* begin Records for processing *

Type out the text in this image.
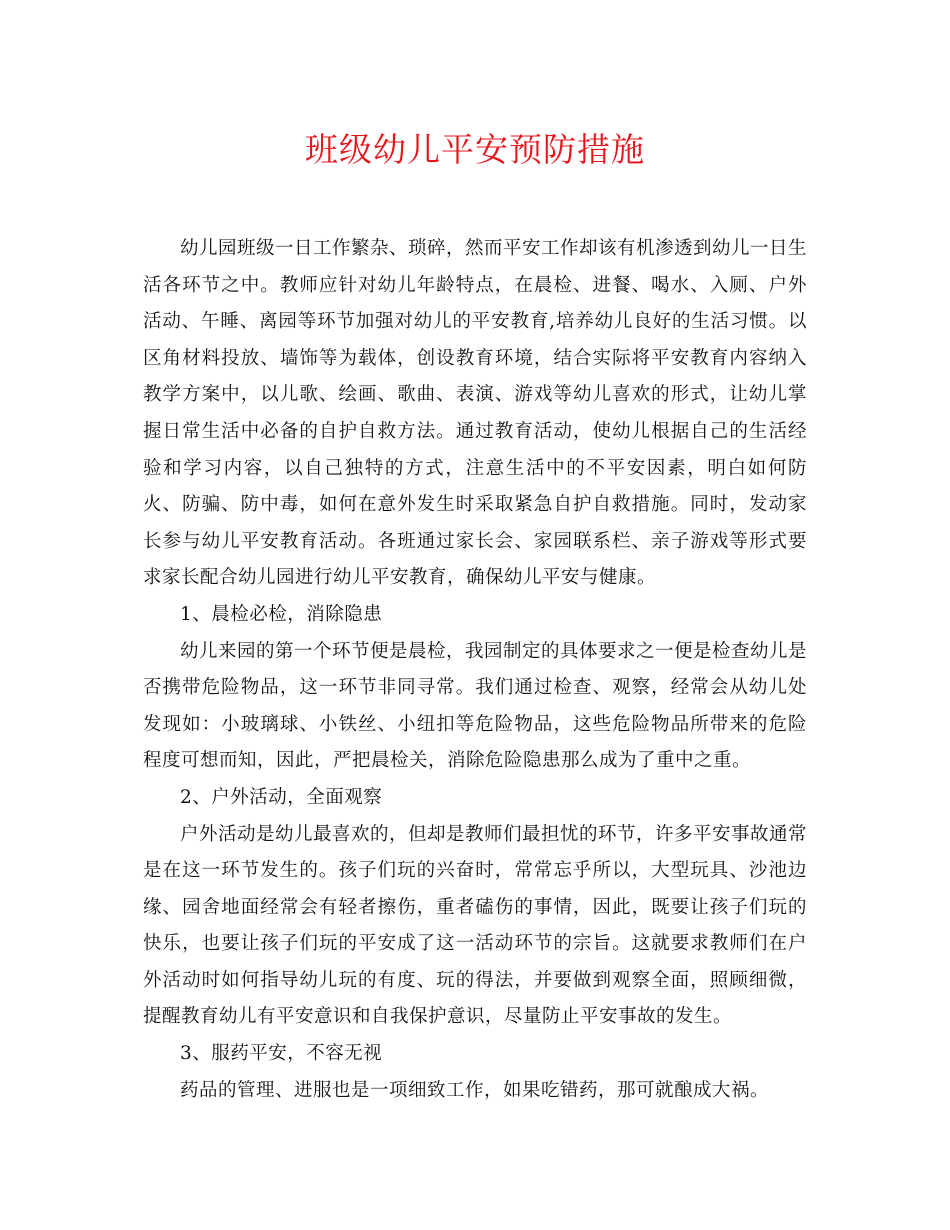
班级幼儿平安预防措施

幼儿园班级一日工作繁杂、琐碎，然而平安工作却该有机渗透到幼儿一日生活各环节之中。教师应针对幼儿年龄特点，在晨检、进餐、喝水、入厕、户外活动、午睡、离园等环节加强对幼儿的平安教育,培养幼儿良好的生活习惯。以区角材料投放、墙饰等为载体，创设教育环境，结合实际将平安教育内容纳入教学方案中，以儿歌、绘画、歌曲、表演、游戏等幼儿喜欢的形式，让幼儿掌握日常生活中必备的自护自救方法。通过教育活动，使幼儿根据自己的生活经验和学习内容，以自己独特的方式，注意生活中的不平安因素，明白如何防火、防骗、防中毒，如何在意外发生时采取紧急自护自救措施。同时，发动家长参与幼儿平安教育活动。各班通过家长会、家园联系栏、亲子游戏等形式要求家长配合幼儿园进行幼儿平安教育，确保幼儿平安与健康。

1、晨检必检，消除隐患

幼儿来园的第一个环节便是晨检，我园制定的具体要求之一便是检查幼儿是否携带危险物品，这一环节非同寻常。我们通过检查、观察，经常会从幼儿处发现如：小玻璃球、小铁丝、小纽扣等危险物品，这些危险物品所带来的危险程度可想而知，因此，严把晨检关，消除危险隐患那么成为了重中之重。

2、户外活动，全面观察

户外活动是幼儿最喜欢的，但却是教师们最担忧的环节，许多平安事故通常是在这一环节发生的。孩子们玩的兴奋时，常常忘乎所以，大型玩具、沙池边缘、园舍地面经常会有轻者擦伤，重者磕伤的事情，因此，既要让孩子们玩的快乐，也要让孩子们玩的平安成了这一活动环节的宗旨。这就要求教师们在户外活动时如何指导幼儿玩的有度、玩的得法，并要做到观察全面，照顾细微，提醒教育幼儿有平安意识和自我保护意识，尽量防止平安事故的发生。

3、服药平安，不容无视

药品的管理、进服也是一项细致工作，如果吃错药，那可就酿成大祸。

* end Records for processing *
* begin Records for processing *

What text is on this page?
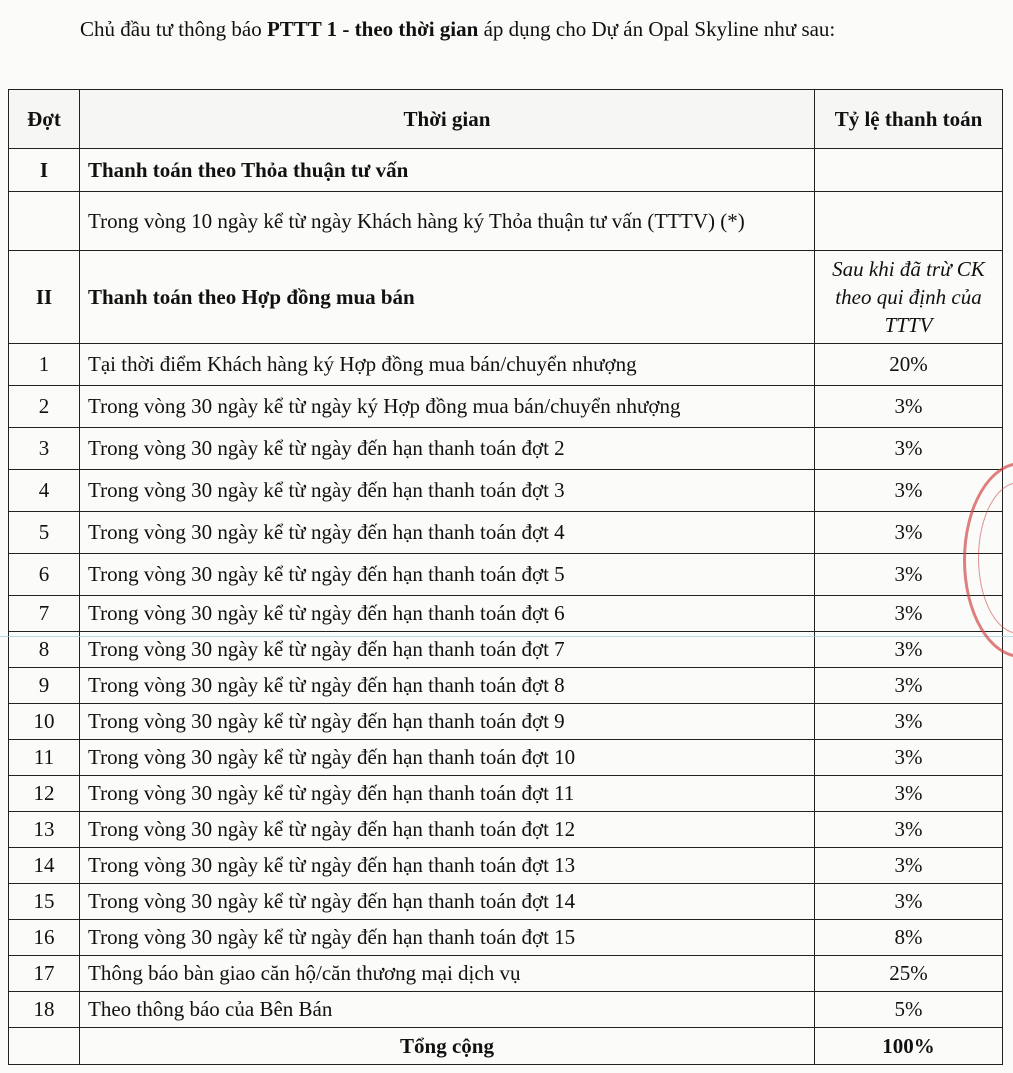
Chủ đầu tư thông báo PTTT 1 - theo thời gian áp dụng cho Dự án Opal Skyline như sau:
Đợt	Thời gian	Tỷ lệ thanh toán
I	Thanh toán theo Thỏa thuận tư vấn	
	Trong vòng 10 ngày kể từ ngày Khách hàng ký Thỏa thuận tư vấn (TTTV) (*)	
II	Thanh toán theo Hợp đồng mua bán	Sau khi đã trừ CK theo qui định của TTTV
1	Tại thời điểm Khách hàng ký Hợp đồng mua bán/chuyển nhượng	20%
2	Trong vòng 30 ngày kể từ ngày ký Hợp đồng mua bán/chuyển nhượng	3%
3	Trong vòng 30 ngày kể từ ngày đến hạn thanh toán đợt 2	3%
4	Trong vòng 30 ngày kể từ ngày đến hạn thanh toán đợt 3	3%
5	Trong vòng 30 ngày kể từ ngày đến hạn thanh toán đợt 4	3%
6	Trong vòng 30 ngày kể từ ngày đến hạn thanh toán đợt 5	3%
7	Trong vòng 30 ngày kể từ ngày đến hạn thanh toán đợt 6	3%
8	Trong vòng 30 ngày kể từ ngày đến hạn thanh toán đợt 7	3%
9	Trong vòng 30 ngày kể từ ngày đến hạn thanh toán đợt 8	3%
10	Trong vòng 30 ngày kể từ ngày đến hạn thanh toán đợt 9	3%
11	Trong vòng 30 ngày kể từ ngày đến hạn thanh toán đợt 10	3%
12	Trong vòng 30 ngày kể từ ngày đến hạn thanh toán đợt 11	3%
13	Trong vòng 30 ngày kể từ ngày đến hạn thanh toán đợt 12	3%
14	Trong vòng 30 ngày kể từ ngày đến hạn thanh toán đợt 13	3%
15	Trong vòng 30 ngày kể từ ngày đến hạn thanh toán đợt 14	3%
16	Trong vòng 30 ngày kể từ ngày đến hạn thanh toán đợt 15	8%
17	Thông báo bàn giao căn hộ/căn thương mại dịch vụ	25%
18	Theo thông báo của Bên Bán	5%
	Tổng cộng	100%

* end Records for processing *

§ **Required work**
Find how many lines in the listing contain the word "nhượng" and give that count alone.

§ **Solution to the exercise**
2